Stored items:
--*--

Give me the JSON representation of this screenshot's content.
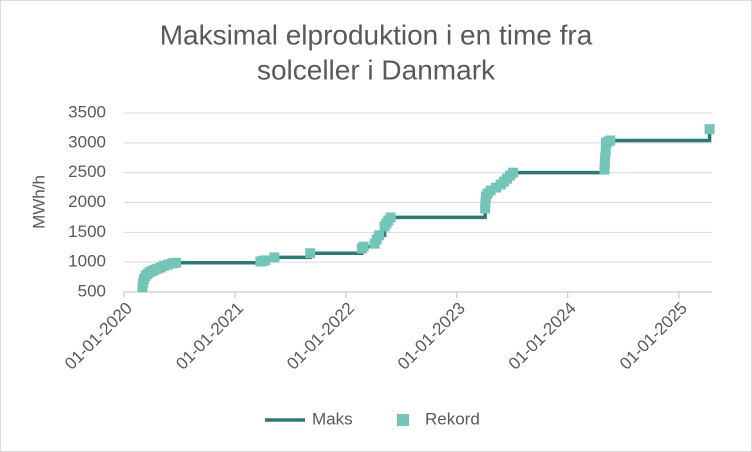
{
  "chart_data": {
    "type": "line",
    "title": [
      "Maksimal elproduktion i en time fra",
      "solceller i Danmark"
    ],
    "y_label": "MWh/h",
    "xlim": [
      "2020-01-01",
      "2025-04-20"
    ],
    "xticks": [
      {
        "value": "2020-01-01",
        "label": "01-01-2020"
      },
      {
        "value": "2021-01-01",
        "label": "01-01-2021"
      },
      {
        "value": "2022-01-01",
        "label": "01-01-2022"
      },
      {
        "value": "2023-01-01",
        "label": "01-01-2023"
      },
      {
        "value": "2024-01-01",
        "label": "01-01-2024"
      },
      {
        "value": "2025-01-01",
        "label": "01-01-2025"
      }
    ],
    "ylim": [
      500,
      3500
    ],
    "yticks": [
      500,
      1000,
      1500,
      2000,
      2500,
      3000,
      3500
    ],
    "grid": true,
    "legend": "bottom",
    "series": [
      {
        "name": "Maks",
        "kind": "step",
        "color": "#2e7a73",
        "x": [
          "2020-03-02",
          "2020-03-04",
          "2020-03-07",
          "2020-03-12",
          "2020-03-18",
          "2020-03-25",
          "2020-04-02",
          "2020-04-10",
          "2020-04-20",
          "2020-05-01",
          "2020-05-12",
          "2020-05-25",
          "2020-06-08",
          "2020-06-20",
          "2021-03-25",
          "2021-04-02",
          "2021-04-10",
          "2021-05-10",
          "2021-09-05",
          "2022-02-22",
          "2022-02-28",
          "2022-04-05",
          "2022-04-12",
          "2022-04-20",
          "2022-05-08",
          "2022-05-14",
          "2022-05-20",
          "2022-05-28",
          "2023-04-04",
          "2023-04-05",
          "2023-04-07",
          "2023-04-12",
          "2023-04-22",
          "2023-05-10",
          "2023-05-25",
          "2023-06-05",
          "2023-06-15",
          "2023-06-25",
          "2023-07-05",
          "2024-05-01",
          "2024-05-02",
          "2024-05-03",
          "2024-05-05",
          "2024-05-06",
          "2024-05-12",
          "2024-05-20",
          "2025-04-12"
        ],
        "values": [
          580,
          650,
          720,
          770,
          800,
          830,
          850,
          870,
          890,
          910,
          940,
          960,
          980,
          990,
          1010,
          1020,
          1030,
          1080,
          1150,
          1230,
          1260,
          1310,
          1380,
          1450,
          1600,
          1650,
          1700,
          1750,
          1900,
          2000,
          2100,
          2150,
          2200,
          2250,
          2300,
          2350,
          2400,
          2450,
          2500,
          2550,
          2650,
          2750,
          2850,
          3000,
          3020,
          3040,
          3230
        ]
      },
      {
        "name": "Rekord",
        "kind": "marker",
        "color": "#73c5b8",
        "x": [
          "2020-03-02",
          "2020-03-04",
          "2020-03-07",
          "2020-03-12",
          "2020-03-18",
          "2020-03-25",
          "2020-04-02",
          "2020-04-10",
          "2020-04-20",
          "2020-05-01",
          "2020-05-12",
          "2020-05-25",
          "2020-06-08",
          "2020-06-20",
          "2021-03-25",
          "2021-04-02",
          "2021-04-10",
          "2021-05-10",
          "2021-09-05",
          "2022-02-22",
          "2022-02-28",
          "2022-04-05",
          "2022-04-12",
          "2022-04-20",
          "2022-05-08",
          "2022-05-14",
          "2022-05-20",
          "2022-05-28",
          "2023-04-04",
          "2023-04-05",
          "2023-04-07",
          "2023-04-12",
          "2023-04-22",
          "2023-05-10",
          "2023-05-25",
          "2023-06-05",
          "2023-06-15",
          "2023-06-25",
          "2023-07-05",
          "2024-05-01",
          "2024-05-02",
          "2024-05-03",
          "2024-05-05",
          "2024-05-06",
          "2024-05-12",
          "2024-05-20",
          "2025-04-12"
        ],
        "values": [
          580,
          650,
          720,
          770,
          800,
          830,
          850,
          870,
          890,
          910,
          940,
          960,
          980,
          990,
          1010,
          1020,
          1030,
          1080,
          1150,
          1230,
          1260,
          1310,
          1380,
          1450,
          1600,
          1650,
          1700,
          1750,
          1900,
          2000,
          2100,
          2150,
          2200,
          2250,
          2300,
          2350,
          2400,
          2450,
          2500,
          2550,
          2650,
          2750,
          2850,
          3000,
          3020,
          3040,
          3230
        ]
      }
    ]
  }
}
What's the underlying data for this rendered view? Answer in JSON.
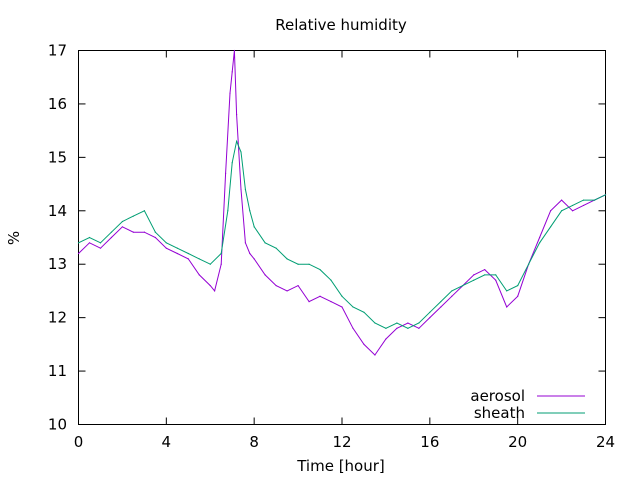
{
  "chart_data": {
    "type": "line",
    "title": "Relative humidity",
    "xlabel": "Time [hour]",
    "ylabel": "%",
    "xlim": [
      0,
      24
    ],
    "ylim": [
      10,
      17
    ],
    "xticks": [
      "0",
      "4",
      "8",
      "12",
      "16",
      "20",
      "24"
    ],
    "yticks": [
      "10",
      "11",
      "12",
      "13",
      "14",
      "15",
      "16",
      "17"
    ],
    "grid": false,
    "legend_position": "bottom-right",
    "series": [
      {
        "name": "aerosol",
        "color": "#9400d3",
        "x": [
          0,
          0.5,
          1,
          1.5,
          2,
          2.5,
          3,
          3.5,
          4,
          4.5,
          5,
          5.5,
          6,
          6.2,
          6.5,
          6.7,
          6.9,
          7.0,
          7.1,
          7.2,
          7.4,
          7.6,
          7.8,
          8,
          8.5,
          9,
          9.5,
          10,
          10.5,
          11,
          11.5,
          12,
          12.5,
          13,
          13.5,
          14,
          14.5,
          15,
          15.5,
          16,
          16.5,
          17,
          17.5,
          18,
          18.5,
          19,
          19.5,
          20,
          20.5,
          21,
          21.5,
          22,
          22.5,
          23,
          23.5,
          24
        ],
        "y": [
          13.2,
          13.4,
          13.3,
          13.5,
          13.7,
          13.6,
          13.6,
          13.5,
          13.3,
          13.2,
          13.1,
          12.8,
          12.6,
          12.5,
          13.0,
          14.7,
          16.2,
          16.6,
          17.0,
          15.8,
          14.4,
          13.4,
          13.2,
          13.1,
          12.8,
          12.6,
          12.5,
          12.6,
          12.3,
          12.4,
          12.3,
          12.2,
          11.8,
          11.5,
          11.3,
          11.6,
          11.8,
          11.9,
          11.8,
          12.0,
          12.2,
          12.4,
          12.6,
          12.8,
          12.9,
          12.7,
          12.2,
          12.4,
          13.0,
          13.5,
          14.0,
          14.2,
          14.0,
          14.1,
          14.2,
          14.3
        ]
      },
      {
        "name": "sheath",
        "color": "#009e73",
        "x": [
          0,
          0.5,
          1,
          1.5,
          2,
          2.5,
          3,
          3.5,
          4,
          4.5,
          5,
          5.5,
          6,
          6.5,
          6.8,
          7.0,
          7.2,
          7.4,
          7.6,
          7.8,
          8,
          8.5,
          9,
          9.5,
          10,
          10.5,
          11,
          11.5,
          12,
          12.5,
          13,
          13.5,
          14,
          14.5,
          15,
          15.5,
          16,
          16.5,
          17,
          17.5,
          18,
          18.5,
          19,
          19.5,
          20,
          20.5,
          21,
          21.5,
          22,
          22.5,
          23,
          23.5,
          24
        ],
        "y": [
          13.4,
          13.5,
          13.4,
          13.6,
          13.8,
          13.9,
          14.0,
          13.6,
          13.4,
          13.3,
          13.2,
          13.1,
          13.0,
          13.2,
          14.0,
          14.9,
          15.3,
          15.1,
          14.4,
          14.0,
          13.7,
          13.4,
          13.3,
          13.1,
          13.0,
          13.0,
          12.9,
          12.7,
          12.4,
          12.2,
          12.1,
          11.9,
          11.8,
          11.9,
          11.8,
          11.9,
          12.1,
          12.3,
          12.5,
          12.6,
          12.7,
          12.8,
          12.8,
          12.5,
          12.6,
          13.0,
          13.4,
          13.7,
          14.0,
          14.1,
          14.2,
          14.2,
          14.3
        ]
      }
    ]
  }
}
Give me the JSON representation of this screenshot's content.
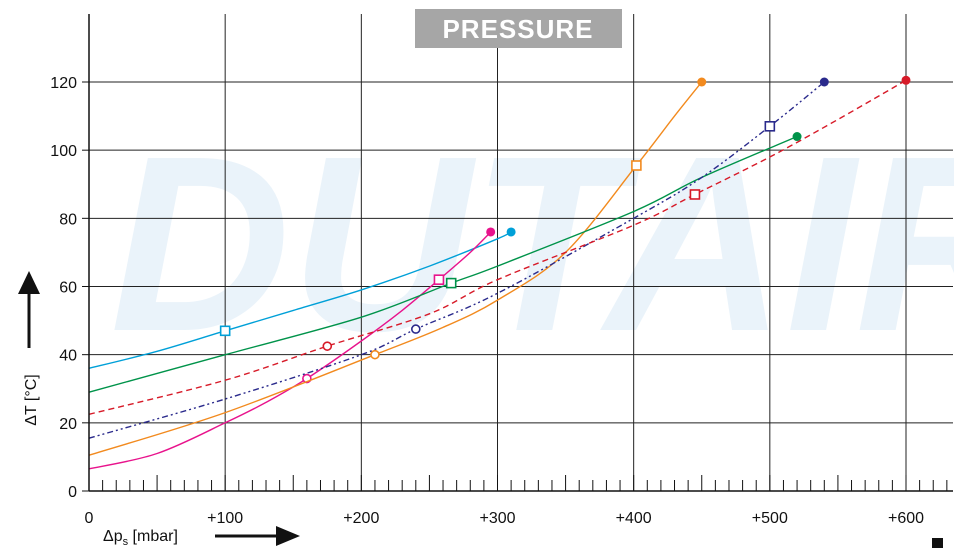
{
  "banner": {
    "title": "PRESSURE",
    "bg_color": "#a6a6a6"
  },
  "watermark": {
    "text": "DUTAIR"
  },
  "chart_data": {
    "type": "line",
    "title": "PRESSURE",
    "xlabel": "Δp",
    "xlabel_sub": "s",
    "xlabel_unit": "[mbar]",
    "ylabel": "ΔT [°C]",
    "xlim": [
      0,
      630
    ],
    "ylim": [
      0,
      130
    ],
    "x_ticks": [
      0,
      100,
      200,
      300,
      400,
      500,
      600
    ],
    "x_tick_labels": [
      "0",
      "+100",
      "+200",
      "+300",
      "+400",
      "+500",
      "+600"
    ],
    "y_ticks": [
      0,
      20,
      40,
      60,
      80,
      100,
      120
    ],
    "y_tick_labels": [
      "0",
      "20",
      "40",
      "60",
      "80",
      "100",
      "120"
    ],
    "grid": true,
    "legend": "none",
    "series": [
      {
        "color": "#00a0d8",
        "dash": "none",
        "points": [
          [
            0,
            36
          ],
          [
            50,
            41
          ],
          [
            100,
            47
          ],
          [
            150,
            53
          ],
          [
            200,
            59
          ],
          [
            250,
            66
          ],
          [
            300,
            74
          ],
          [
            310,
            76
          ]
        ],
        "open_markers": [
          {
            "x": 100,
            "y": 47,
            "shape": "square"
          }
        ],
        "end_marker": {
          "x": 310,
          "y": 76
        }
      },
      {
        "color": "#e8138c",
        "dash": "none",
        "points": [
          [
            0,
            6.5
          ],
          [
            50,
            11
          ],
          [
            100,
            20
          ],
          [
            130,
            26
          ],
          [
            160,
            33
          ],
          [
            200,
            44
          ],
          [
            230,
            53
          ],
          [
            257,
            62
          ],
          [
            280,
            70
          ],
          [
            295,
            76
          ]
        ],
        "open_markers": [
          {
            "x": 160,
            "y": 33,
            "shape": "circle"
          },
          {
            "x": 257,
            "y": 62,
            "shape": "square"
          }
        ],
        "end_marker": {
          "x": 295,
          "y": 76
        }
      },
      {
        "color": "#f28a1e",
        "dash": "none",
        "points": [
          [
            0,
            10.5
          ],
          [
            100,
            23
          ],
          [
            210,
            40
          ],
          [
            260,
            48
          ],
          [
            300,
            56
          ],
          [
            350,
            70
          ],
          [
            402,
            95.5
          ],
          [
            430,
            110
          ],
          [
            450,
            120
          ]
        ],
        "open_markers": [
          {
            "x": 210,
            "y": 40,
            "shape": "circle"
          },
          {
            "x": 402,
            "y": 95.5,
            "shape": "square"
          }
        ],
        "end_marker": {
          "x": 450,
          "y": 120
        }
      },
      {
        "color": "#00934a",
        "dash": "none",
        "points": [
          [
            0,
            29
          ],
          [
            100,
            40
          ],
          [
            200,
            51
          ],
          [
            266,
            61
          ],
          [
            300,
            66
          ],
          [
            400,
            82
          ],
          [
            450,
            92
          ],
          [
            520,
            104
          ]
        ],
        "open_markers": [
          {
            "x": 266,
            "y": 61,
            "shape": "square"
          }
        ],
        "end_marker": {
          "x": 520,
          "y": 104
        }
      },
      {
        "color": "#2a2a8c",
        "dash": "6,3,2,3,2,3",
        "points": [
          [
            0,
            15.5
          ],
          [
            100,
            27
          ],
          [
            200,
            40
          ],
          [
            240,
            47.5
          ],
          [
            300,
            58
          ],
          [
            400,
            80
          ],
          [
            450,
            92
          ],
          [
            500,
            107
          ],
          [
            540,
            120
          ]
        ],
        "open_markers": [
          {
            "x": 240,
            "y": 47.5,
            "shape": "circle"
          },
          {
            "x": 500,
            "y": 107,
            "shape": "square"
          }
        ],
        "end_marker": {
          "x": 540,
          "y": 120
        }
      },
      {
        "color": "#d71a28",
        "dash": "6,4",
        "points": [
          [
            0,
            22.5
          ],
          [
            100,
            32.5
          ],
          [
            175,
            42.5
          ],
          [
            250,
            52
          ],
          [
            300,
            62
          ],
          [
            400,
            78
          ],
          [
            445,
            87
          ],
          [
            500,
            98
          ],
          [
            550,
            109
          ],
          [
            600,
            120.5
          ]
        ],
        "open_markers": [
          {
            "x": 175,
            "y": 42.5,
            "shape": "circle"
          },
          {
            "x": 445,
            "y": 87,
            "shape": "square"
          }
        ],
        "end_marker": {
          "x": 600,
          "y": 120.5
        }
      }
    ]
  }
}
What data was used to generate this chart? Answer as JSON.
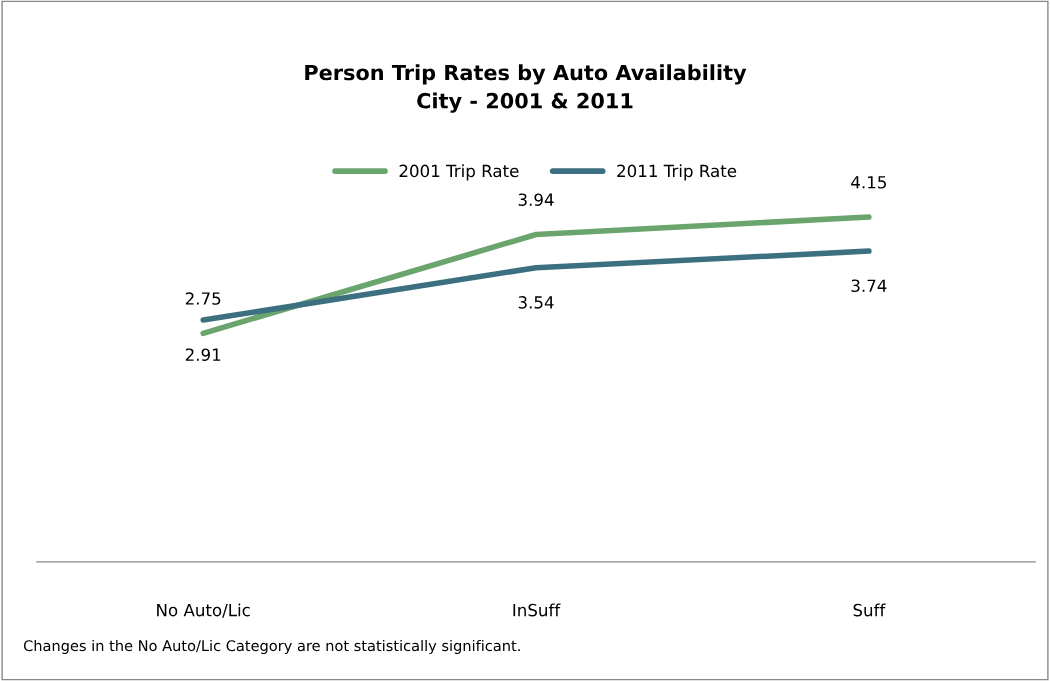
{
  "chart_data": {
    "type": "line",
    "title": "Person Trip Rates by Auto Availability\nCity - 2001 & 2011",
    "categories": [
      "No Auto/Lic",
      "InSuff",
      "Suff"
    ],
    "series": [
      {
        "name": "2001 Trip Rate",
        "color": "#6aa56e",
        "values": [
          2.75,
          3.94,
          4.15
        ]
      },
      {
        "name": "2011 Trip Rate",
        "color": "#3c7080",
        "values": [
          2.91,
          3.54,
          3.74
        ]
      }
    ],
    "grid": false,
    "legend": "top",
    "marker": "none",
    "line_style": "solid",
    "data_labels": true,
    "annotations": [
      "Changes in the No Auto/Lic Category are not statistically significant."
    ]
  }
}
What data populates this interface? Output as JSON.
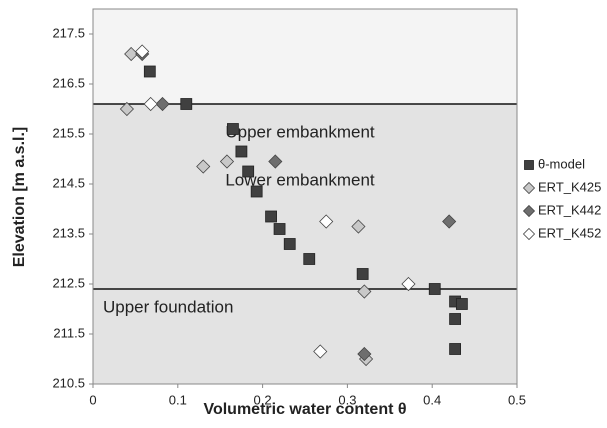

--*--

Task instructions: Pick out the lines containing the string "Answer" and show them.

Reply to the task:
What's the underlying data for this rendered view? Answer in JSON.
What data was used to generate this chart? Answer as JSON.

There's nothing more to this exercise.